→ What to do
Every entry must be duplicated precisely as written.

→ Raw data
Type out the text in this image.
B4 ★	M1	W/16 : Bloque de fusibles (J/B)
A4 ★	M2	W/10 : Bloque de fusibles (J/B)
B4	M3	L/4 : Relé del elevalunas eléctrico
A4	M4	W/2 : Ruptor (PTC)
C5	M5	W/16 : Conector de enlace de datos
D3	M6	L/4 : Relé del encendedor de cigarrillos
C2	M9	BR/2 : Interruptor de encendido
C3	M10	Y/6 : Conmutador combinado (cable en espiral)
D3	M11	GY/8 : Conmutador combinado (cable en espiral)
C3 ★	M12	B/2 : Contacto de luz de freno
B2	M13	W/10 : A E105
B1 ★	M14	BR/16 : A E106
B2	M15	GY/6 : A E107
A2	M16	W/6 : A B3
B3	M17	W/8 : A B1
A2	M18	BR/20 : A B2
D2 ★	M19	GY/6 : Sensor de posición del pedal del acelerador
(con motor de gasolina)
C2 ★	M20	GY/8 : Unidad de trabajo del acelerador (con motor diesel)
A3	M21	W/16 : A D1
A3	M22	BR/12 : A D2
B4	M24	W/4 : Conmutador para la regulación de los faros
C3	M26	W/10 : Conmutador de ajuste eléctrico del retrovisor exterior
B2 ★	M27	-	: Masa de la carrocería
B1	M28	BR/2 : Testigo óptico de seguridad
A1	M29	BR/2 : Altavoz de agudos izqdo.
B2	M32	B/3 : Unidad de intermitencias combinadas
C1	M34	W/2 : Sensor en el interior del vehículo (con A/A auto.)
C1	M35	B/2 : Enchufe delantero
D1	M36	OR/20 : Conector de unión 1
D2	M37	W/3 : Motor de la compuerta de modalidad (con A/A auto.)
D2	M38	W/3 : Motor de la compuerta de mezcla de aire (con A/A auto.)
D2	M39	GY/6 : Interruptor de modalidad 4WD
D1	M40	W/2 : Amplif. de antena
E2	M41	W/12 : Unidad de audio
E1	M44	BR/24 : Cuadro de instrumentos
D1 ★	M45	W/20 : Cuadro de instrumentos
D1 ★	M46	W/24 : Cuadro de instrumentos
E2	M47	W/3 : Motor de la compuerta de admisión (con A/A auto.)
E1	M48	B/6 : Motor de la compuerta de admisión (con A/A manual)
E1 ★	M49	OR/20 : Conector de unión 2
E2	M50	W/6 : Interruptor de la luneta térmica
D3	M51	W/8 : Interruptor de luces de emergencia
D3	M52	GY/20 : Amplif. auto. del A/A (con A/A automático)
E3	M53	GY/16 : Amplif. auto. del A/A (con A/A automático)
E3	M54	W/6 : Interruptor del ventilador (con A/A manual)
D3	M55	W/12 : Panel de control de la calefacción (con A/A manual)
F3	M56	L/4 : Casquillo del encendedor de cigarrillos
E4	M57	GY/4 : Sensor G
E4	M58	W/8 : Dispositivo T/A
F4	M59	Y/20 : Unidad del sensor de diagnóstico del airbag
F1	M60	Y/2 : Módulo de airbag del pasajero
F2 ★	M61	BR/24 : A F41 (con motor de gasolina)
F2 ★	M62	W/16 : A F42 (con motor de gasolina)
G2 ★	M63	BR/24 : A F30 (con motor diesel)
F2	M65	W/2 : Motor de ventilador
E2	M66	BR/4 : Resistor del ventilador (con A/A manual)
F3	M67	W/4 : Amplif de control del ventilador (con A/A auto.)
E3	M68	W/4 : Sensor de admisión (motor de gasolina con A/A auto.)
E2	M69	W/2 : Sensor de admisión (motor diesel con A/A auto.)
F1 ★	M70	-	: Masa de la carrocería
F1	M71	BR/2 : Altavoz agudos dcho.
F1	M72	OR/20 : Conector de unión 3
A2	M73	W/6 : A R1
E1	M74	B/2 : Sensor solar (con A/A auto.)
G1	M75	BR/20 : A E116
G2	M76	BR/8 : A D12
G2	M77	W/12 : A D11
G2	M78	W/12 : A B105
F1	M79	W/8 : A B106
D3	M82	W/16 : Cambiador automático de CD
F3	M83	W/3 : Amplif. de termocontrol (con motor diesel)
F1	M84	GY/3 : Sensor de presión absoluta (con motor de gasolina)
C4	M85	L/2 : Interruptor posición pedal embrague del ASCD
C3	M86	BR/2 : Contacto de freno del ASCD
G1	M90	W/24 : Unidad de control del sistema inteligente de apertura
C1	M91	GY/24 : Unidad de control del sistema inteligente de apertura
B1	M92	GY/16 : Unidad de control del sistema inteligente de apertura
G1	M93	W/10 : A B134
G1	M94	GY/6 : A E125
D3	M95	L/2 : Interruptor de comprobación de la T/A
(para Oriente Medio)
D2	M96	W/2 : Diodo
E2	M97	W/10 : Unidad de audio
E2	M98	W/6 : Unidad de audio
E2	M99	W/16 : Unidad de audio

→ Solved exercise
Type out the text in this image.
B4 ★	M1	W/16 : Bloque de fusibles (J/B)
A4 ★	M2	W/10 : Bloque de fusibles (J/B)
B4	M3	L/4 : Relé del elevalunas eléctrico
A4	M4	W/2 : Ruptor (PTC)
C5	M5	W/16 : Conector de enlace de datos
D3	M6	L/4 : Relé del encendedor de cigarrillos
C2	M9	BR/2 : Interruptor de encendido
C3	M10	Y/6 : Conmutador combinado (cable en espiral)
D3	M11	GY/8 : Conmutador combinado (cable en espiral)
C3 ★	M12	B/2 : Contacto de luz de freno
B2	M13	W/10 : A E105
B1 ★	M14	BR/16 : A E106
B2	M15	GY/6 : A E107
A2	M16	W/6 : A B3
B3	M17	W/8 : A B1
A2	M18	BR/20 : A B2
D2 ★	M19	GY/6 : Sensor de posición del pedal del acelerador
(con motor de gasolina)
C2 ★	M20	GY/8 : Unidad de trabajo del acelerador (con motor diesel)
A3	M21	W/16 : A D1
A3	M22	BR/12 : A D2
B4	M24	W/4 : Conmutador para la regulación de los faros
C3	M26	W/10 : Conmutador de ajuste eléctrico del retrovisor exterior
B2 ★	M27	-	: Masa de la carrocería
B1	M28	BR/2 : Testigo óptico de seguridad
A1	M29	BR/2 : Altavoz de agudos izqdo.
B2	M32	B/3 : Unidad de intermitencias combinadas
C1	M34	W/2 : Sensor en el interior del vehículo (con A/A auto.)
C1	M35	B/2 : Enchufe delantero
D1	M36	OR/20 : Conector de unión 1
D2	M37	W/3 : Motor de la compuerta de modalidad (con A/A auto.)
D2	M38	W/3 : Motor de la compuerta de mezcla de aire (con A/A auto.)
D2	M39	GY/6 : Interruptor de modalidad 4WD
D1	M40	W/2 : Amplif. de antena
E2	M41	W/12 : Unidad de audio
E1	M44	BR/24 : Cuadro de instrumentos
D1 ★	M45	W/20 : Cuadro de instrumentos
D1 ★	M46	W/24 : Cuadro de instrumentos
E2	M47	W/3 : Motor de la compuerta de admisión (con A/A auto.)
E1	M48	B/6 : Motor de la compuerta de admisión (con A/A manual)
E1 ★	M49	OR/20 : Conector de unión 2
E2	M50	W/6 : Interruptor de la luneta térmica
D3	M51	W/8 : Interruptor de luces de emergencia
D3	M52	GY/20 : Amplif. auto. del A/A (con A/A automático)
E3	M53	GY/16 : Amplif. auto. del A/A (con A/A automático)
E3	M54	W/6 : Interruptor del ventilador (con A/A manual)
D3	M55	W/12 : Panel de control de la calefacción (con A/A manual)
F3	M56	L/4 : Casquillo del encendedor de cigarrillos
E4	M57	GY/4 : Sensor G
E4	M58	W/8 : Dispositivo T/A
F4	M59	Y/20 : Unidad del sensor de diagnóstico del airbag
F1	M60	Y/2 : Módulo de airbag del pasajero
F2 ★	M61	BR/24 : A F41 (con motor de gasolina)
F2 ★	M62	W/16 : A F42 (con motor de gasolina)
G2 ★	M63	BR/24 : A F30 (con motor diesel)
F2	M65	W/2 : Motor de ventilador
E2	M66	BR/4 : Resistor del ventilador (con A/A manual)
F3	M67	W/4 : Amplif de control del ventilador (con A/A auto.)
E3	M68	W/4 : Sensor de admisión (motor de gasolina con A/A auto.)
E2	M69	W/2 : Sensor de admisión (motor diesel con A/A auto.)
F1 ★	M70	-	: Masa de la carrocería
F1	M71	BR/2 : Altavoz agudos dcho.
F1	M72	OR/20 : Conector de unión 3
A2	M73	W/6 : A R1
E1	M74	B/2 : Sensor solar (con A/A auto.)
G1	M75	BR/20 : A E116
G2	M76	BR/8 : A D12
G2	M77	W/12 : A D11
G2	M78	W/12 : A B105
F1	M79	W/8 : A B106
D3	M82	W/16 : Cambiador automático de CD
F3	M83	W/3 : Amplif. de termocontrol (con motor diesel)
F1	M84	GY/3 : Sensor de presión absoluta (con motor de gasolina)
C4	M85	L/2 : Interruptor posición pedal embrague del ASCD
C3	M86	BR/2 : Contacto de freno del ASCD
G1	M90	W/24 : Unidad de control del sistema inteligente de apertura
C1	M91	GY/24 : Unidad de control del sistema inteligente de apertura
B1	M92	GY/16 : Unidad de control del sistema inteligente de apertura
G1	M93	W/10 : A B134
G1	M94	GY/6 : A E125
D3	M95	L/2 : Interruptor de comprobación de la T/A
(para Oriente Medio)
D2	M96	W/2 : Diodo
E2	M97	W/10 : Unidad de audio
E2	M98	W/6 : Unidad de audio
E2	M99	W/16 : Unidad de audio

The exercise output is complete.